• **STORED DATA**:

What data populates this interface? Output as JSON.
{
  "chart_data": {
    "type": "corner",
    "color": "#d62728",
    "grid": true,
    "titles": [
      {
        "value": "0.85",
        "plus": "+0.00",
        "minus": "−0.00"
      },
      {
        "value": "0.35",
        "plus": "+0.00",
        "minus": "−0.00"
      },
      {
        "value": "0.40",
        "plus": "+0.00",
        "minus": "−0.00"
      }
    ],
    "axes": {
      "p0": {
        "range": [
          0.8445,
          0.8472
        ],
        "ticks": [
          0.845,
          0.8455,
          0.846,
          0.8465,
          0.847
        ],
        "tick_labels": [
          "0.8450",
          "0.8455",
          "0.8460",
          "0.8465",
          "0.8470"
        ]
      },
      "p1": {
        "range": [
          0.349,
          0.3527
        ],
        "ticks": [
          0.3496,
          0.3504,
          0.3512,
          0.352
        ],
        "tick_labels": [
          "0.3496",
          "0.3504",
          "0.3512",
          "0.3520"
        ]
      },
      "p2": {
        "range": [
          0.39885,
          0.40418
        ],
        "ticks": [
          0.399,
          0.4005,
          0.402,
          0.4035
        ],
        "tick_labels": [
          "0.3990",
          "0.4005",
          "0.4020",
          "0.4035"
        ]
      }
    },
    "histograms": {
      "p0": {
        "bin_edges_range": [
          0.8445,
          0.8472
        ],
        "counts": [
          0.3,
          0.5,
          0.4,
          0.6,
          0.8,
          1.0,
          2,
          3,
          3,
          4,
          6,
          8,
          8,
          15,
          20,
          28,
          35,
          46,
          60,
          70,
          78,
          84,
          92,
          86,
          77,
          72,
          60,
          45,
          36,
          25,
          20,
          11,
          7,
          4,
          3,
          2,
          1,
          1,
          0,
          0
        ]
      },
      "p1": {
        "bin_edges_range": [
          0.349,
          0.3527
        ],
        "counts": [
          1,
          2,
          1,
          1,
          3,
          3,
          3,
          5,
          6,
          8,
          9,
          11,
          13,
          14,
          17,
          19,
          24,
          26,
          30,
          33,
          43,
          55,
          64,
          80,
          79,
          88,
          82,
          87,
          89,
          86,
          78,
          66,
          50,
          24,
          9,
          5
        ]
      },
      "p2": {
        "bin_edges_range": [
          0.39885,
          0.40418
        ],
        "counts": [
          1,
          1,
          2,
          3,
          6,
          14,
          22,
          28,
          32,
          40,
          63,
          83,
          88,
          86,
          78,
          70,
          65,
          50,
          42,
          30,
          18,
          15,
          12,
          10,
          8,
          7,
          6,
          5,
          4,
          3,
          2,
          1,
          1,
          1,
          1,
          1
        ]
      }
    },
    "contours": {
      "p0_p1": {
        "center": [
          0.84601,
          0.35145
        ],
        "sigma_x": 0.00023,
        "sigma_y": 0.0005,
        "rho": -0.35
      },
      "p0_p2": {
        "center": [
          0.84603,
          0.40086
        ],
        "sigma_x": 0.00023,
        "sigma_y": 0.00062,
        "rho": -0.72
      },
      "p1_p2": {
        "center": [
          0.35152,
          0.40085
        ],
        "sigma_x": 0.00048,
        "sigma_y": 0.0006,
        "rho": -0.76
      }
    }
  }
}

• **TASK TO COMPLETE**: Recopy the entries above in their entirety, exactly.

• **CORRECT RESULT**:
What data populates this interface? Output as JSON.
{
  "chart_data": {
    "type": "corner",
    "color": "#d62728",
    "grid": true,
    "titles": [
      {
        "value": "0.85",
        "plus": "+0.00",
        "minus": "−0.00"
      },
      {
        "value": "0.35",
        "plus": "+0.00",
        "minus": "−0.00"
      },
      {
        "value": "0.40",
        "plus": "+0.00",
        "minus": "−0.00"
      }
    ],
    "axes": {
      "p0": {
        "range": [
          0.8445,
          0.8472
        ],
        "ticks": [
          0.845,
          0.8455,
          0.846,
          0.8465,
          0.847
        ],
        "tick_labels": [
          "0.8450",
          "0.8455",
          "0.8460",
          "0.8465",
          "0.8470"
        ]
      },
      "p1": {
        "range": [
          0.349,
          0.3527
        ],
        "ticks": [
          0.3496,
          0.3504,
          0.3512,
          0.352
        ],
        "tick_labels": [
          "0.3496",
          "0.3504",
          "0.3512",
          "0.3520"
        ]
      },
      "p2": {
        "range": [
          0.39885,
          0.40418
        ],
        "ticks": [
          0.399,
          0.4005,
          0.402,
          0.4035
        ],
        "tick_labels": [
          "0.3990",
          "0.4005",
          "0.4020",
          "0.4035"
        ]
      }
    },
    "histograms": {
      "p0": {
        "bin_edges_range": [
          0.8445,
          0.8472
        ],
        "counts": [
          0.3,
          0.5,
          0.4,
          0.6,
          0.8,
          1.0,
          2,
          3,
          3,
          4,
          6,
          8,
          8,
          15,
          20,
          28,
          35,
          46,
          60,
          70,
          78,
          84,
          92,
          86,
          77,
          72,
          60,
          45,
          36,
          25,
          20,
          11,
          7,
          4,
          3,
          2,
          1,
          1,
          0,
          0
        ]
      },
      "p1": {
        "bin_edges_range": [
          0.349,
          0.3527
        ],
        "counts": [
          1,
          2,
          1,
          1,
          3,
          3,
          3,
          5,
          6,
          8,
          9,
          11,
          13,
          14,
          17,
          19,
          24,
          26,
          30,
          33,
          43,
          55,
          64,
          80,
          79,
          88,
          82,
          87,
          89,
          86,
          78,
          66,
          50,
          24,
          9,
          5
        ]
      },
      "p2": {
        "bin_edges_range": [
          0.39885,
          0.40418
        ],
        "counts": [
          1,
          1,
          2,
          3,
          6,
          14,
          22,
          28,
          32,
          40,
          63,
          83,
          88,
          86,
          78,
          70,
          65,
          50,
          42,
          30,
          18,
          15,
          12,
          10,
          8,
          7,
          6,
          5,
          4,
          3,
          2,
          1,
          1,
          1,
          1,
          1
        ]
      }
    },
    "contours": {
      "p0_p1": {
        "center": [
          0.84601,
          0.35145
        ],
        "sigma_x": 0.00023,
        "sigma_y": 0.0005,
        "rho": -0.35
      },
      "p0_p2": {
        "center": [
          0.84603,
          0.40086
        ],
        "sigma_x": 0.00023,
        "sigma_y": 0.00062,
        "rho": -0.72
      },
      "p1_p2": {
        "center": [
          0.35152,
          0.40085
        ],
        "sigma_x": 0.00048,
        "sigma_y": 0.0006,
        "rho": -0.76
      }
    }
  }
}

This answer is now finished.